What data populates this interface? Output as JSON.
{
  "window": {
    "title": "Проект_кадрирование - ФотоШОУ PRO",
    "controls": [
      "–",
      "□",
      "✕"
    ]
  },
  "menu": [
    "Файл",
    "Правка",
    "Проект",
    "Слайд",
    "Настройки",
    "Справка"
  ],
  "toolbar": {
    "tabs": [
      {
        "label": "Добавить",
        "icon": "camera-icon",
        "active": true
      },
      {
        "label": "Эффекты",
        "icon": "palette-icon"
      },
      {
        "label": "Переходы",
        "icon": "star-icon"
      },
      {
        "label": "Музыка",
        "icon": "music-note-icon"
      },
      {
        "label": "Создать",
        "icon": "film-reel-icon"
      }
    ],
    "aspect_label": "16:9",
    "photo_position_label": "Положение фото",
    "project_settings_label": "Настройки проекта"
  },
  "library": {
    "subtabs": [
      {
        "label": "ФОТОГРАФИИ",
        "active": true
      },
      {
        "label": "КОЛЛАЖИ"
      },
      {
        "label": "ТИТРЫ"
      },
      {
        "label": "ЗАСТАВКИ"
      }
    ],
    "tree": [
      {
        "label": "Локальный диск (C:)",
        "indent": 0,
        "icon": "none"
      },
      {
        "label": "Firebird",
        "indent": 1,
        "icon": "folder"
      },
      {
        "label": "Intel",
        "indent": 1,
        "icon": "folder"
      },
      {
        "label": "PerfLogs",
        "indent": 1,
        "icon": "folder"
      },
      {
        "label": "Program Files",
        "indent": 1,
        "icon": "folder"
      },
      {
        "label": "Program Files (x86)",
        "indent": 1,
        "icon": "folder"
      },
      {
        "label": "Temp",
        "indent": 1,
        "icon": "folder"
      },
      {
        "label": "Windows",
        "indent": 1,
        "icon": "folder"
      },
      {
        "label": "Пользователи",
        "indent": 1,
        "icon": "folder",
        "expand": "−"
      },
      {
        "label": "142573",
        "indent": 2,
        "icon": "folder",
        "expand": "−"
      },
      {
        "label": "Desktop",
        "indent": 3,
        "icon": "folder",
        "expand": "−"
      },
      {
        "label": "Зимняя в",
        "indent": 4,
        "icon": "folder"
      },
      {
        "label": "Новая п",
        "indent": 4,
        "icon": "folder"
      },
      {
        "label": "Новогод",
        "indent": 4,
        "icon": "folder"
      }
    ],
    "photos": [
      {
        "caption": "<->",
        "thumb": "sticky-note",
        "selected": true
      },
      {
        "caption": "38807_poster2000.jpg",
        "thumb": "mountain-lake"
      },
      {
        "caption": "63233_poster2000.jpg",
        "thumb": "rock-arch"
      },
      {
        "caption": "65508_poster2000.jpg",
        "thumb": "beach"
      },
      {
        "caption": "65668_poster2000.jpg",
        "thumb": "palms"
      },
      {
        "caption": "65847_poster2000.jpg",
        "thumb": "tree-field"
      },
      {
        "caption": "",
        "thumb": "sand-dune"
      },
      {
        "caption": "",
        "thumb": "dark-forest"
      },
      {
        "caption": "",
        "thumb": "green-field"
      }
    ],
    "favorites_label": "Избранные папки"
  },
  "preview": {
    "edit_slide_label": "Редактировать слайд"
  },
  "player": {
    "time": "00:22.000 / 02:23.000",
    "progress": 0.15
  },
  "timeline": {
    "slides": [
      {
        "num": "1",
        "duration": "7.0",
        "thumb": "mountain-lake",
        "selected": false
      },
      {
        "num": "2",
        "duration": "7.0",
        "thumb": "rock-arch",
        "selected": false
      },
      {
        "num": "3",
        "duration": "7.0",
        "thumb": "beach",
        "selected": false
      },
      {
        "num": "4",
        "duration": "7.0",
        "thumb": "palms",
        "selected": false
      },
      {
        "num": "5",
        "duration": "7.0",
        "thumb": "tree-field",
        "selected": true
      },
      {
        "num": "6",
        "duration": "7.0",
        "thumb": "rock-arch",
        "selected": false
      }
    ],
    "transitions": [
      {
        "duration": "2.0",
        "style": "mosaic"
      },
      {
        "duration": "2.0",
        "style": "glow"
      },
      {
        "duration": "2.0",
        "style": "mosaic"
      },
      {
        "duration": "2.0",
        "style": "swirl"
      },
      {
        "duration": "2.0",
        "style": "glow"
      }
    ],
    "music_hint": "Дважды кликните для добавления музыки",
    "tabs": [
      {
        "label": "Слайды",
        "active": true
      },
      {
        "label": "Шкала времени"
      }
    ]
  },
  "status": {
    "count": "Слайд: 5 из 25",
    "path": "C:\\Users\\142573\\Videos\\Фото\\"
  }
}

○ ○ ○ ○ ○ ○ ○

Set down all of the data above, word for word.

**WORKED SOLUTION**
What data populates this interface? Output as JSON.
{
  "window": {
    "title": "Проект_кадрирование - ФотоШОУ PRO",
    "controls": [
      "–",
      "□",
      "✕"
    ]
  },
  "menu": [
    "Файл",
    "Правка",
    "Проект",
    "Слайд",
    "Настройки",
    "Справка"
  ],
  "toolbar": {
    "tabs": [
      {
        "label": "Добавить",
        "icon": "camera-icon",
        "active": true
      },
      {
        "label": "Эффекты",
        "icon": "palette-icon"
      },
      {
        "label": "Переходы",
        "icon": "star-icon"
      },
      {
        "label": "Музыка",
        "icon": "music-note-icon"
      },
      {
        "label": "Создать",
        "icon": "film-reel-icon"
      }
    ],
    "aspect_label": "16:9",
    "photo_position_label": "Положение фото",
    "project_settings_label": "Настройки проекта"
  },
  "library": {
    "subtabs": [
      {
        "label": "ФОТОГРАФИИ",
        "active": true
      },
      {
        "label": "КОЛЛАЖИ"
      },
      {
        "label": "ТИТРЫ"
      },
      {
        "label": "ЗАСТАВКИ"
      }
    ],
    "tree": [
      {
        "label": "Локальный диск (C:)",
        "indent": 0,
        "icon": "none"
      },
      {
        "label": "Firebird",
        "indent": 1,
        "icon": "folder"
      },
      {
        "label": "Intel",
        "indent": 1,
        "icon": "folder"
      },
      {
        "label": "PerfLogs",
        "indent": 1,
        "icon": "folder"
      },
      {
        "label": "Program Files",
        "indent": 1,
        "icon": "folder"
      },
      {
        "label": "Program Files (x86)",
        "indent": 1,
        "icon": "folder"
      },
      {
        "label": "Temp",
        "indent": 1,
        "icon": "folder"
      },
      {
        "label": "Windows",
        "indent": 1,
        "icon": "folder"
      },
      {
        "label": "Пользователи",
        "indent": 1,
        "icon": "folder",
        "expand": "−"
      },
      {
        "label": "142573",
        "indent": 2,
        "icon": "folder",
        "expand": "−"
      },
      {
        "label": "Desktop",
        "indent": 3,
        "icon": "folder",
        "expand": "−"
      },
      {
        "label": "Зимняя в",
        "indent": 4,
        "icon": "folder"
      },
      {
        "label": "Новая п",
        "indent": 4,
        "icon": "folder"
      },
      {
        "label": "Новогод",
        "indent": 4,
        "icon": "folder"
      }
    ],
    "photos": [
      {
        "caption": "<->",
        "thumb": "sticky-note",
        "selected": true
      },
      {
        "caption": "38807_poster2000.jpg",
        "thumb": "mountain-lake"
      },
      {
        "caption": "63233_poster2000.jpg",
        "thumb": "rock-arch"
      },
      {
        "caption": "65508_poster2000.jpg",
        "thumb": "beach"
      },
      {
        "caption": "65668_poster2000.jpg",
        "thumb": "palms"
      },
      {
        "caption": "65847_poster2000.jpg",
        "thumb": "tree-field"
      },
      {
        "caption": "",
        "thumb": "sand-dune"
      },
      {
        "caption": "",
        "thumb": "dark-forest"
      },
      {
        "caption": "",
        "thumb": "green-field"
      }
    ],
    "favorites_label": "Избранные папки"
  },
  "preview": {
    "edit_slide_label": "Редактировать слайд"
  },
  "player": {
    "time": "00:22.000 / 02:23.000",
    "progress": 0.15
  },
  "timeline": {
    "slides": [
      {
        "num": "1",
        "duration": "7.0",
        "thumb": "mountain-lake",
        "selected": false
      },
      {
        "num": "2",
        "duration": "7.0",
        "thumb": "rock-arch",
        "selected": false
      },
      {
        "num": "3",
        "duration": "7.0",
        "thumb": "beach",
        "selected": false
      },
      {
        "num": "4",
        "duration": "7.0",
        "thumb": "palms",
        "selected": false
      },
      {
        "num": "5",
        "duration": "7.0",
        "thumb": "tree-field",
        "selected": true
      },
      {
        "num": "6",
        "duration": "7.0",
        "thumb": "rock-arch",
        "selected": false
      }
    ],
    "transitions": [
      {
        "duration": "2.0",
        "style": "mosaic"
      },
      {
        "duration": "2.0",
        "style": "glow"
      },
      {
        "duration": "2.0",
        "style": "mosaic"
      },
      {
        "duration": "2.0",
        "style": "swirl"
      },
      {
        "duration": "2.0",
        "style": "glow"
      }
    ],
    "music_hint": "Дважды кликните для добавления музыки",
    "tabs": [
      {
        "label": "Слайды",
        "active": true
      },
      {
        "label": "Шкала времени"
      }
    ]
  },
  "status": {
    "count": "Слайд: 5 из 25",
    "path": "C:\\Users\\142573\\Videos\\Фото\\"
  }
}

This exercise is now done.